▶ [Aim of the exercise] Edit the records below by replacing every "Account" with "Ledger" and leaving everything else unchanged. Leave the pictures out of your answer.

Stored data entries
----------

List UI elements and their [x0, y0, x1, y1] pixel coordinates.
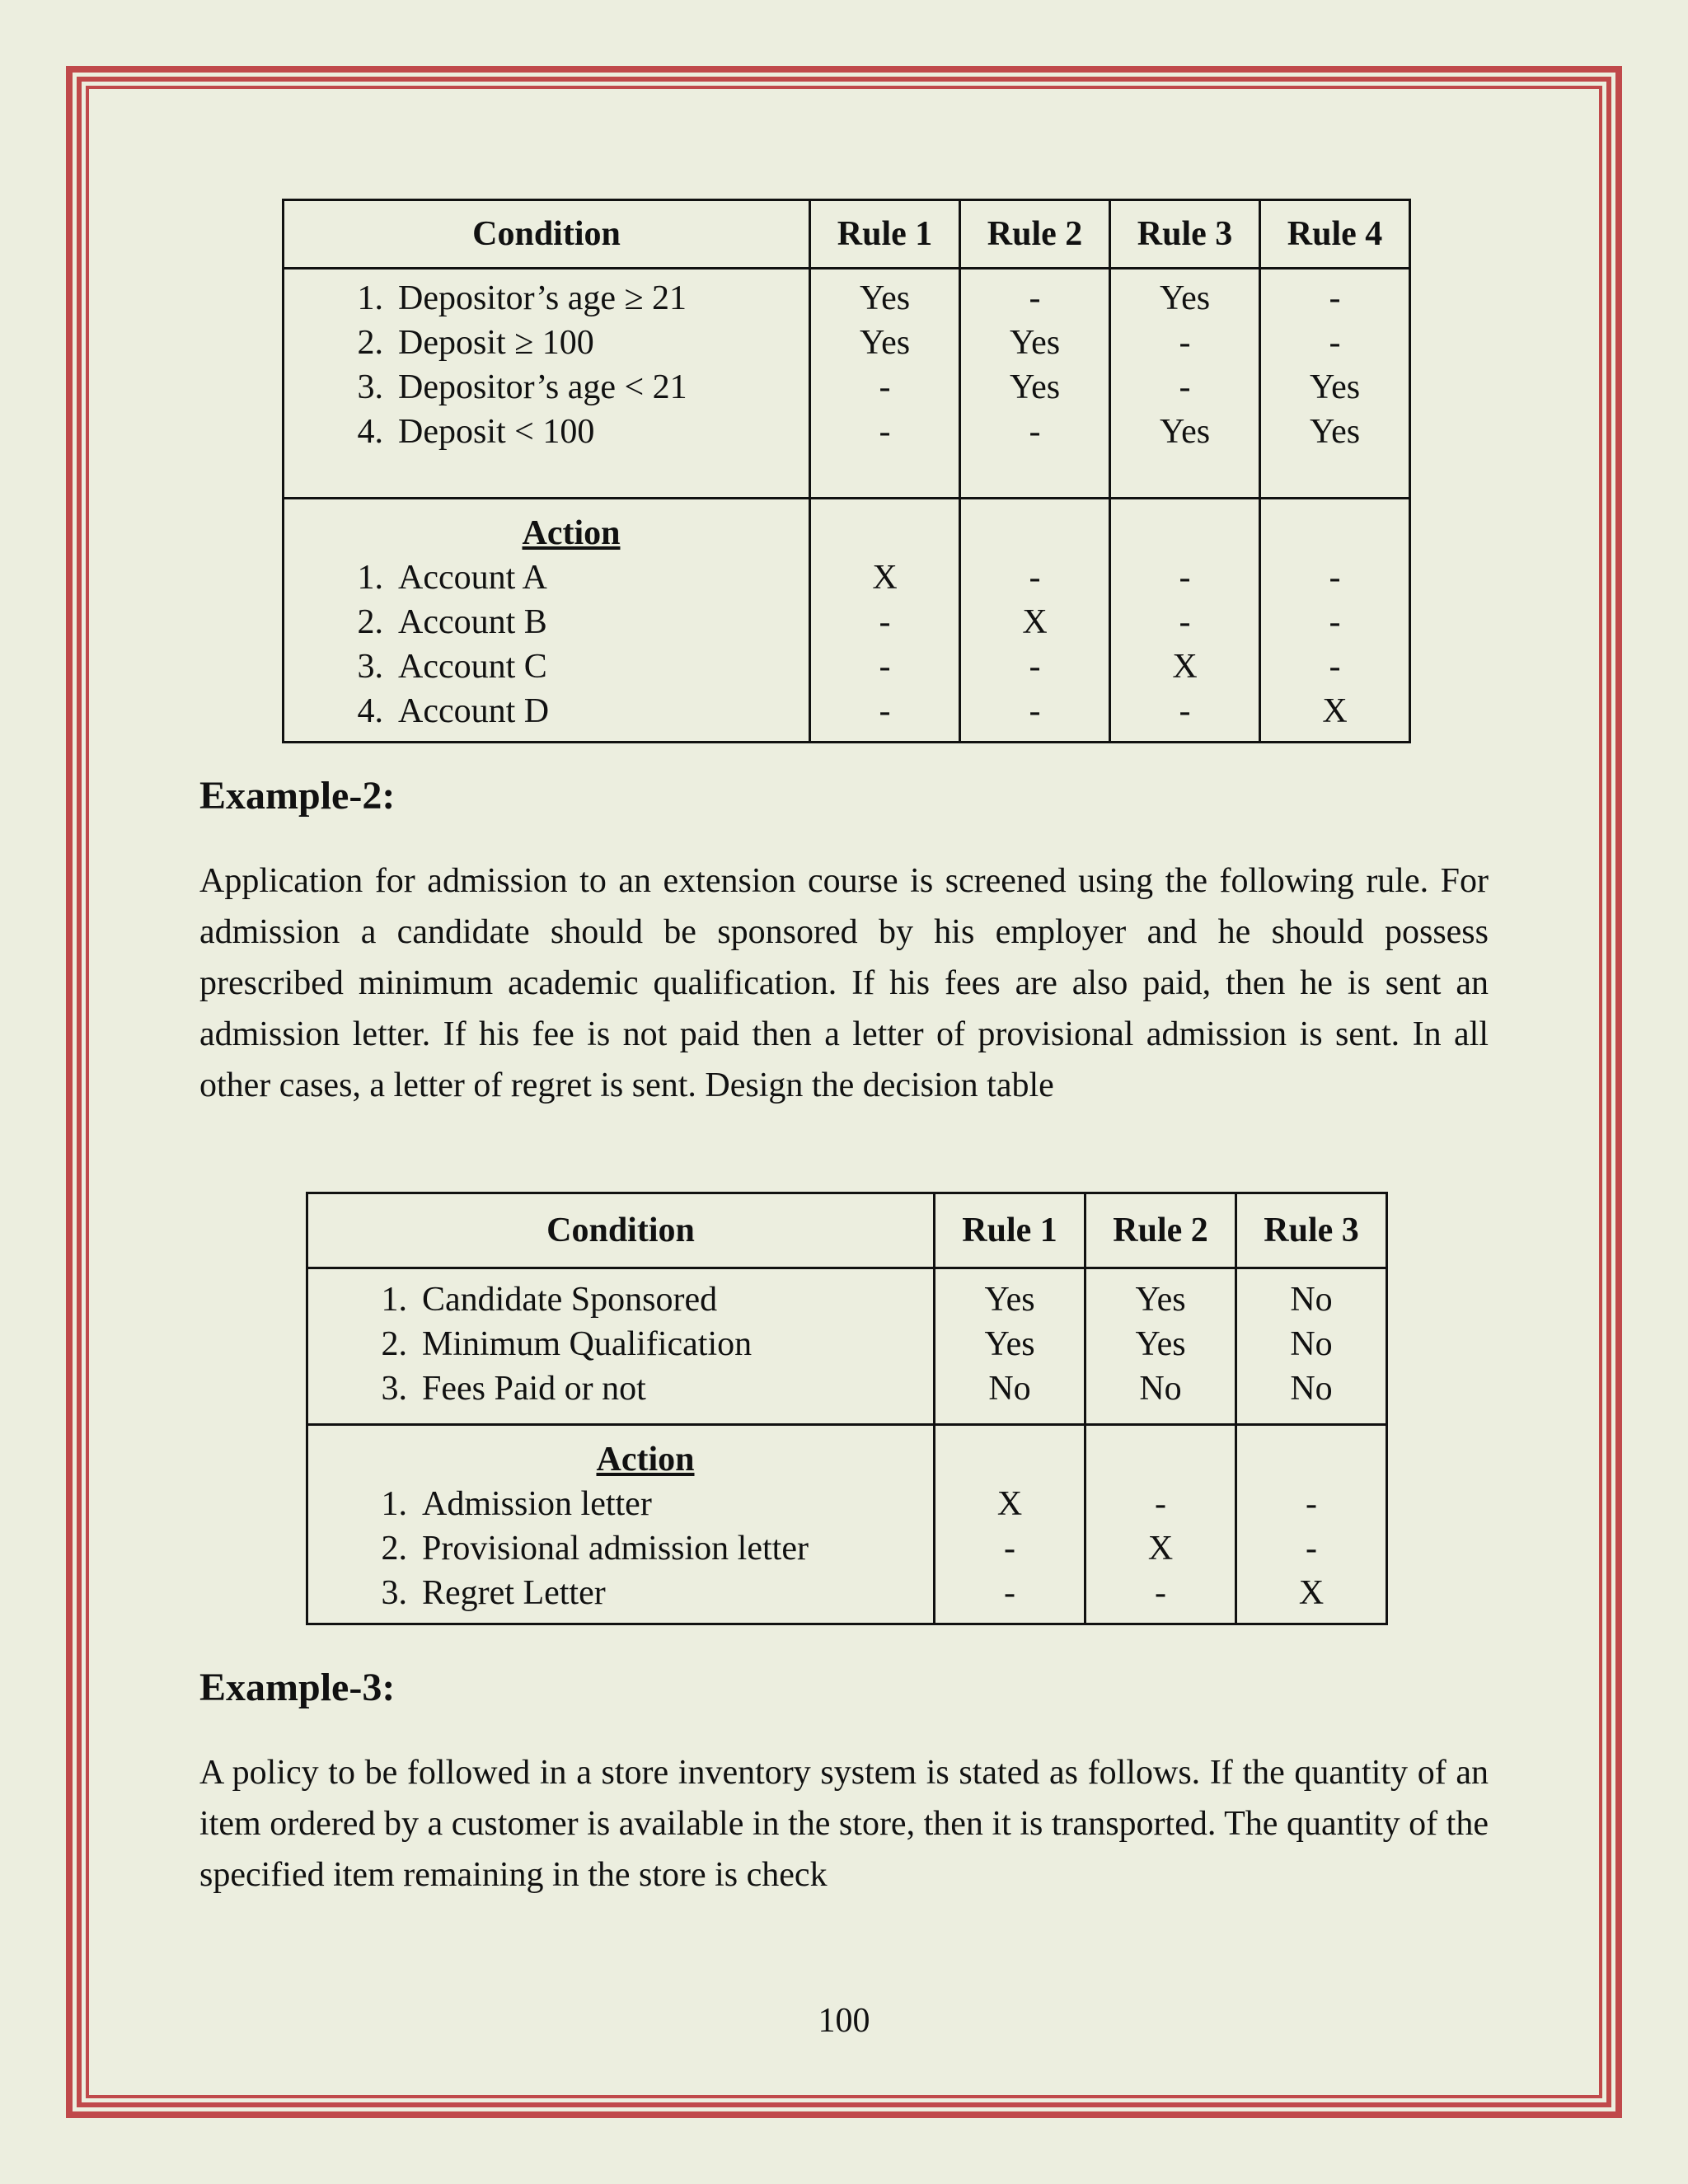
header-rule-2: Rule 2	[1085, 1193, 1236, 1268]
header-rule-1: Rule 1	[810, 200, 960, 269]
conditions-list	[307, 1268, 935, 1425]
rule-4-conditions: - - Yes Yes	[1260, 269, 1410, 499]
rule-1-actions: X - -	[935, 1425, 1085, 1624]
conditions-list	[284, 269, 810, 499]
table-header-row	[307, 1193, 1387, 1268]
example-3-heading: Example-3:	[199, 1666, 396, 1709]
action-item: 2. Account B	[357, 603, 547, 641]
decision-table-1	[282, 199, 1411, 743]
actions-list	[284, 499, 810, 743]
condition-item: 3. Fees Paid or not	[381, 1370, 646, 1408]
actions-list	[307, 1425, 935, 1624]
example-2-heading: Example-2:	[199, 774, 396, 818]
condition-item: 2. Minimum Qualification	[381, 1325, 753, 1363]
rule-3-actions: - - X -	[1110, 499, 1260, 743]
action-item: 3. Account C	[357, 648, 547, 686]
rule-4-actions: - - - X	[1260, 499, 1410, 743]
header-rule-3: Rule 3	[1110, 200, 1260, 269]
condition-item: 3. Depositor’s age < 21	[357, 368, 687, 406]
actions-row	[307, 1425, 1387, 1624]
condition-item: 1. Depositor’s age ≥ 21	[357, 279, 687, 317]
example-2-paragraph: Application for admission to an extension course is screened using the following rule. For admission a candidate should be sponsored by his employer and he should possess prescribed minimum academic qualification. If his fees are also paid, then he is sent an admission letter. If his fee is not paid then a letter of provisional admission is sent. In all other cases, a letter of regret is sent. Design the decision table	[199, 862, 1489, 1104]
header-rule-2: Rule 2	[960, 200, 1110, 269]
rule-2-conditions: - Yes Yes -	[960, 269, 1110, 499]
table-header-row	[284, 200, 1410, 269]
rule-3-conditions: Yes - - Yes	[1110, 269, 1260, 499]
rule-2-actions: - X - -	[960, 499, 1110, 743]
decision-table-2	[306, 1192, 1388, 1625]
conditions-row	[307, 1268, 1387, 1425]
action-heading: Action	[522, 514, 621, 552]
rule-3-actions: - - X	[1236, 1425, 1387, 1624]
conditions-row	[284, 269, 1410, 499]
page-number: 100	[818, 2002, 870, 2040]
condition-item: 2. Deposit ≥ 100	[357, 324, 594, 362]
rule-2-actions: - X -	[1085, 1425, 1236, 1624]
action-heading: Action	[596, 1441, 695, 1479]
header-condition: Condition	[307, 1193, 935, 1268]
rule-2-conditions: Yes Yes No	[1085, 1268, 1236, 1425]
header-rule-4: Rule 4	[1260, 200, 1410, 269]
rule-3-conditions: No No No	[1236, 1268, 1387, 1425]
action-item: 2. Provisional admission letter	[381, 1530, 809, 1568]
rule-1-conditions: Yes Yes - -	[810, 269, 960, 499]
condition-item: 4. Deposit < 100	[357, 413, 595, 451]
rule-1-conditions: Yes Yes No	[935, 1268, 1085, 1425]
actions-row	[284, 499, 1410, 743]
header-rule-1: Rule 1	[935, 1193, 1085, 1268]
action-item: 4. Account D	[357, 692, 550, 730]
action-item: 1. Account A	[357, 559, 547, 597]
header-rule-3: Rule 3	[1236, 1193, 1387, 1268]
action-item: 1. Admission letter	[381, 1485, 652, 1523]
action-item: 3. Regret Letter	[381, 1574, 606, 1612]
rule-1-actions: X - - -	[810, 499, 960, 743]
condition-item: 1. Candidate Sponsored	[381, 1281, 718, 1319]
header-condition: Condition	[284, 200, 810, 269]
example-3-paragraph: A policy to be followed in a store inventory system is stated as follows. If the quantity of an item ordered by a customer is available in the store, then it is transported. The quantity of the specified item remaining in the store is check	[199, 1754, 1489, 1894]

----------

▶ [Task solution]
List UI elements and their [x0, y0, x1, y1] pixel coordinates.
header-rule-2: Rule 2	[1085, 1193, 1236, 1268]
header-rule-1: Rule 1	[810, 200, 960, 269]
conditions-list	[307, 1268, 935, 1425]
rule-4-conditions: - - Yes Yes	[1260, 269, 1410, 499]
rule-1-actions: X - -	[935, 1425, 1085, 1624]
conditions-list	[284, 269, 810, 499]
table-header-row	[307, 1193, 1387, 1268]
example-3-heading: Example-3:	[199, 1666, 396, 1709]
action-item: 2. Ledger B	[357, 603, 547, 641]
decision-table-1	[282, 199, 1411, 743]
actions-list	[284, 499, 810, 743]
condition-item: 3. Fees Paid or not	[381, 1370, 646, 1408]
actions-list	[307, 1425, 935, 1624]
example-2-heading: Example-2:	[199, 774, 396, 818]
condition-item: 2. Minimum Qualification	[381, 1325, 753, 1363]
rule-3-actions: - - X -	[1110, 499, 1260, 743]
action-item: 3. Ledger C	[357, 648, 547, 686]
rule-4-actions: - - - X	[1260, 499, 1410, 743]
header-rule-3: Rule 3	[1110, 200, 1260, 269]
condition-item: 3. Depositor’s age < 21	[357, 368, 687, 406]
actions-row	[307, 1425, 1387, 1624]
condition-item: 1. Depositor’s age ≥ 21	[357, 279, 687, 317]
example-2-paragraph: Application for admission to an extension course is screened using the following rule. For admission a candidate should be sponsored by his employer and he should possess prescribed minimum academic qualification. If his fees are also paid, then he is sent an admission letter. If his fee is not paid then a letter of provisional admission is sent. In all other cases, a letter of regret is sent. Design the decision table	[199, 862, 1489, 1104]
header-rule-2: Rule 2	[960, 200, 1110, 269]
rule-2-conditions: - Yes Yes -	[960, 269, 1110, 499]
table-header-row	[284, 200, 1410, 269]
rule-3-conditions: Yes - - Yes	[1110, 269, 1260, 499]
rule-2-actions: - X - -	[960, 499, 1110, 743]
decision-table-2	[306, 1192, 1388, 1625]
conditions-row	[307, 1268, 1387, 1425]
action-heading: Action	[522, 514, 621, 552]
rule-3-actions: - - X	[1236, 1425, 1387, 1624]
conditions-row	[284, 269, 1410, 499]
page-number: 100	[818, 2002, 870, 2040]
condition-item: 2. Deposit ≥ 100	[357, 324, 594, 362]
rule-2-actions: - X -	[1085, 1425, 1236, 1624]
action-heading: Action	[596, 1441, 695, 1479]
header-condition: Condition	[307, 1193, 935, 1268]
rule-2-conditions: Yes Yes No	[1085, 1268, 1236, 1425]
header-rule-4: Rule 4	[1260, 200, 1410, 269]
rule-3-conditions: No No No	[1236, 1268, 1387, 1425]
action-item: 2. Provisional admission letter	[381, 1530, 809, 1568]
rule-1-conditions: Yes Yes - -	[810, 269, 960, 499]
condition-item: 4. Deposit < 100	[357, 413, 595, 451]
rule-1-conditions: Yes Yes No	[935, 1268, 1085, 1425]
actions-row	[284, 499, 1410, 743]
header-rule-1: Rule 1	[935, 1193, 1085, 1268]
action-item: 4. Ledger D	[357, 692, 550, 730]
action-item: 1. Ledger A	[357, 559, 547, 597]
header-rule-3: Rule 3	[1236, 1193, 1387, 1268]
action-item: 1. Admission letter	[381, 1485, 652, 1523]
action-item: 3. Regret Letter	[381, 1574, 606, 1612]
rule-1-actions: X - - -	[810, 499, 960, 743]
condition-item: 1. Candidate Sponsored	[381, 1281, 718, 1319]
header-condition: Condition	[284, 200, 810, 269]
example-3-paragraph: A policy to be followed in a store inventory system is stated as follows. If the quantity of an item ordered by a customer is available in the store, then it is transported. The quantity of the specified item remaining in the store is check	[199, 1754, 1489, 1894]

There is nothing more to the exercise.